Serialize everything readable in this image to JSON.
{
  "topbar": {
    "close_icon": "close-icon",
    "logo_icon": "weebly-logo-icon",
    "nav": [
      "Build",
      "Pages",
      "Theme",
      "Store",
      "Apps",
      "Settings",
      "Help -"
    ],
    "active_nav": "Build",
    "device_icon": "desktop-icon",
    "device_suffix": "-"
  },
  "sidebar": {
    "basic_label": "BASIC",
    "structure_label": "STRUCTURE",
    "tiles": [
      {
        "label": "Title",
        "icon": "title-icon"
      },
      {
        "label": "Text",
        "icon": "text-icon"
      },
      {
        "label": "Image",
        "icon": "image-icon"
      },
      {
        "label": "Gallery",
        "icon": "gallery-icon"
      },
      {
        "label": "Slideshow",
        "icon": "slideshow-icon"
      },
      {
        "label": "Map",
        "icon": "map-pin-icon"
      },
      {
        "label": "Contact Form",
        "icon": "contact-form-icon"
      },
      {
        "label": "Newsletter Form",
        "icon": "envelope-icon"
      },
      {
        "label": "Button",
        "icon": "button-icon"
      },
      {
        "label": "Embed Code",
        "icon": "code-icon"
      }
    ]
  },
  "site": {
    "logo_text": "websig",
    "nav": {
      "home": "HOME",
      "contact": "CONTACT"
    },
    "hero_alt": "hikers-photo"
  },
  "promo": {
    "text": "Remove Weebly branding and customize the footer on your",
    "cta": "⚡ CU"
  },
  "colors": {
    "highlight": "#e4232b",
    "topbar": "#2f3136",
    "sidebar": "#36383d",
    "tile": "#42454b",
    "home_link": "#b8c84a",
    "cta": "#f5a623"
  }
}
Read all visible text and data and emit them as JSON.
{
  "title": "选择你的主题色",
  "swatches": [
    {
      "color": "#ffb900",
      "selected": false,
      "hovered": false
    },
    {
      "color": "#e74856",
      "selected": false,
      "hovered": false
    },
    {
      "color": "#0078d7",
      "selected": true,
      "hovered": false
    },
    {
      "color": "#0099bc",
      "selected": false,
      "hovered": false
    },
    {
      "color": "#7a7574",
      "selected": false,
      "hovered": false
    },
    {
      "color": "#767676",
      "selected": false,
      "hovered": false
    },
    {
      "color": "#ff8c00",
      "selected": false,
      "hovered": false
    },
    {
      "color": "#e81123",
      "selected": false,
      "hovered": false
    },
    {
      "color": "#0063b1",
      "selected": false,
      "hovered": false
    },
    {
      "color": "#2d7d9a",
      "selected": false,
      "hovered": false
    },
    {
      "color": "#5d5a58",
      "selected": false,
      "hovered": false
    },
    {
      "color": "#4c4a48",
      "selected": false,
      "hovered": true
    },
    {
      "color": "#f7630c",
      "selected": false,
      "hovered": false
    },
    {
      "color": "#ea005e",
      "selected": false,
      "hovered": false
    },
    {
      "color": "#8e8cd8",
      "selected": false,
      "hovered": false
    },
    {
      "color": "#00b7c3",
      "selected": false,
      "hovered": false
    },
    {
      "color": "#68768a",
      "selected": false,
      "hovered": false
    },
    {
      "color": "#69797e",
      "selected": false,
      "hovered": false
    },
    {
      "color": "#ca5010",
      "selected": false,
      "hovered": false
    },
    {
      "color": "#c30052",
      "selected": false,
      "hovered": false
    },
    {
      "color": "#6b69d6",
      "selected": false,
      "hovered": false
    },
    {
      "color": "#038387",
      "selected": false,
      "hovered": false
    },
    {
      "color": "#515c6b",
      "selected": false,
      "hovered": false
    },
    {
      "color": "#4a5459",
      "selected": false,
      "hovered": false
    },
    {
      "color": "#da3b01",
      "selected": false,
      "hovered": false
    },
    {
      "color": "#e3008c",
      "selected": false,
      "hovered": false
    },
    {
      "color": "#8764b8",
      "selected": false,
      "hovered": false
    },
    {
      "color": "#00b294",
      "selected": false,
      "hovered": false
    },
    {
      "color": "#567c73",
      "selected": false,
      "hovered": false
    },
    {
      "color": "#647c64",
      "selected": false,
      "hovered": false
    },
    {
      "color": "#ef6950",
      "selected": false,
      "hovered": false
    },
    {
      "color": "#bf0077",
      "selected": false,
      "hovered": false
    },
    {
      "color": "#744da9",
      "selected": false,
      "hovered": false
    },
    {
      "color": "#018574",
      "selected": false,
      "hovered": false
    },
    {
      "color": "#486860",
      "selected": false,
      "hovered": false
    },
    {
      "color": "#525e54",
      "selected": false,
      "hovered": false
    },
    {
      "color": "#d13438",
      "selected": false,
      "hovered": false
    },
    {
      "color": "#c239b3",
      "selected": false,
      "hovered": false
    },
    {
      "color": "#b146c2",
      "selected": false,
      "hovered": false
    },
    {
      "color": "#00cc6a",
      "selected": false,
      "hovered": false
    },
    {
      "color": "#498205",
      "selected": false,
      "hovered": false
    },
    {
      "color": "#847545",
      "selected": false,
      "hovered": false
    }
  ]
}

========

- [Task objective]
Write out all records exactly, keeping every detail.

- [Final result]
Serialize everything readable in this image to JSON.
{
  "topbar": {
    "close_icon": "close-icon",
    "logo_icon": "weebly-logo-icon",
    "nav": [
      "Build",
      "Pages",
      "Theme",
      "Store",
      "Apps",
      "Settings",
      "Help -"
    ],
    "active_nav": "Build",
    "device_icon": "desktop-icon",
    "device_suffix": "-"
  },
  "sidebar": {
    "basic_label": "BASIC",
    "structure_label": "STRUCTURE",
    "tiles": [
      {
        "label": "Title",
        "icon": "title-icon"
      },
      {
        "label": "Text",
        "icon": "text-icon"
      },
      {
        "label": "Image",
        "icon": "image-icon"
      },
      {
        "label": "Gallery",
        "icon": "gallery-icon"
      },
      {
        "label": "Slideshow",
        "icon": "slideshow-icon"
      },
      {
        "label": "Map",
        "icon": "map-pin-icon"
      },
      {
        "label": "Contact Form",
        "icon": "contact-form-icon"
      },
      {
        "label": "Newsletter Form",
        "icon": "envelope-icon"
      },
      {
        "label": "Button",
        "icon": "button-icon"
      },
      {
        "label": "Embed Code",
        "icon": "code-icon"
      }
    ]
  },
  "site": {
    "logo_text": "websig",
    "nav": {
      "home": "HOME",
      "contact": "CONTACT"
    },
    "hero_alt": "hikers-photo"
  },
  "promo": {
    "text": "Remove Weebly branding and customize the footer on your",
    "cta": "⚡ CU"
  },
  "colors": {
    "highlight": "#e4232b",
    "topbar": "#2f3136",
    "sidebar": "#36383d",
    "tile": "#42454b",
    "home_link": "#b8c84a",
    "cta": "#f5a623"
  }
}
Read all visible text and data and emit them as JSON.
{
  "title": "选择你的主题色",
  "swatches": [
    {
      "color": "#ffb900",
      "selected": false,
      "hovered": false
    },
    {
      "color": "#e74856",
      "selected": false,
      "hovered": false
    },
    {
      "color": "#0078d7",
      "selected": true,
      "hovered": false
    },
    {
      "color": "#0099bc",
      "selected": false,
      "hovered": false
    },
    {
      "color": "#7a7574",
      "selected": false,
      "hovered": false
    },
    {
      "color": "#767676",
      "selected": false,
      "hovered": false
    },
    {
      "color": "#ff8c00",
      "selected": false,
      "hovered": false
    },
    {
      "color": "#e81123",
      "selected": false,
      "hovered": false
    },
    {
      "color": "#0063b1",
      "selected": false,
      "hovered": false
    },
    {
      "color": "#2d7d9a",
      "selected": false,
      "hovered": false
    },
    {
      "color": "#5d5a58",
      "selected": false,
      "hovered": false
    },
    {
      "color": "#4c4a48",
      "selected": false,
      "hovered": true
    },
    {
      "color": "#f7630c",
      "selected": false,
      "hovered": false
    },
    {
      "color": "#ea005e",
      "selected": false,
      "hovered": false
    },
    {
      "color": "#8e8cd8",
      "selected": false,
      "hovered": false
    },
    {
      "color": "#00b7c3",
      "selected": false,
      "hovered": false
    },
    {
      "color": "#68768a",
      "selected": false,
      "hovered": false
    },
    {
      "color": "#69797e",
      "selected": false,
      "hovered": false
    },
    {
      "color": "#ca5010",
      "selected": false,
      "hovered": false
    },
    {
      "color": "#c30052",
      "selected": false,
      "hovered": false
    },
    {
      "color": "#6b69d6",
      "selected": false,
      "hovered": false
    },
    {
      "color": "#038387",
      "selected": false,
      "hovered": false
    },
    {
      "color": "#515c6b",
      "selected": false,
      "hovered": false
    },
    {
      "color": "#4a5459",
      "selected": false,
      "hovered": false
    },
    {
      "color": "#da3b01",
      "selected": false,
      "hovered": false
    },
    {
      "color": "#e3008c",
      "selected": false,
      "hovered": false
    },
    {
      "color": "#8764b8",
      "selected": false,
      "hovered": false
    },
    {
      "color": "#00b294",
      "selected": false,
      "hovered": false
    },
    {
      "color": "#567c73",
      "selected": false,
      "hovered": false
    },
    {
      "color": "#647c64",
      "selected": false,
      "hovered": false
    },
    {
      "color": "#ef6950",
      "selected": false,
      "hovered": false
    },
    {
      "color": "#bf0077",
      "selected": false,
      "hovered": false
    },
    {
      "color": "#744da9",
      "selected": false,
      "hovered": false
    },
    {
      "color": "#018574",
      "selected": false,
      "hovered": false
    },
    {
      "color": "#486860",
      "selected": false,
      "hovered": false
    },
    {
      "color": "#525e54",
      "selected": false,
      "hovered": false
    },
    {
      "color": "#d13438",
      "selected": false,
      "hovered": false
    },
    {
      "color": "#c239b3",
      "selected": false,
      "hovered": false
    },
    {
      "color": "#b146c2",
      "selected": false,
      "hovered": false
    },
    {
      "color": "#00cc6a",
      "selected": false,
      "hovered": false
    },
    {
      "color": "#498205",
      "selected": false,
      "hovered": false
    },
    {
      "color": "#847545",
      "selected": false,
      "hovered": false
    }
  ]
}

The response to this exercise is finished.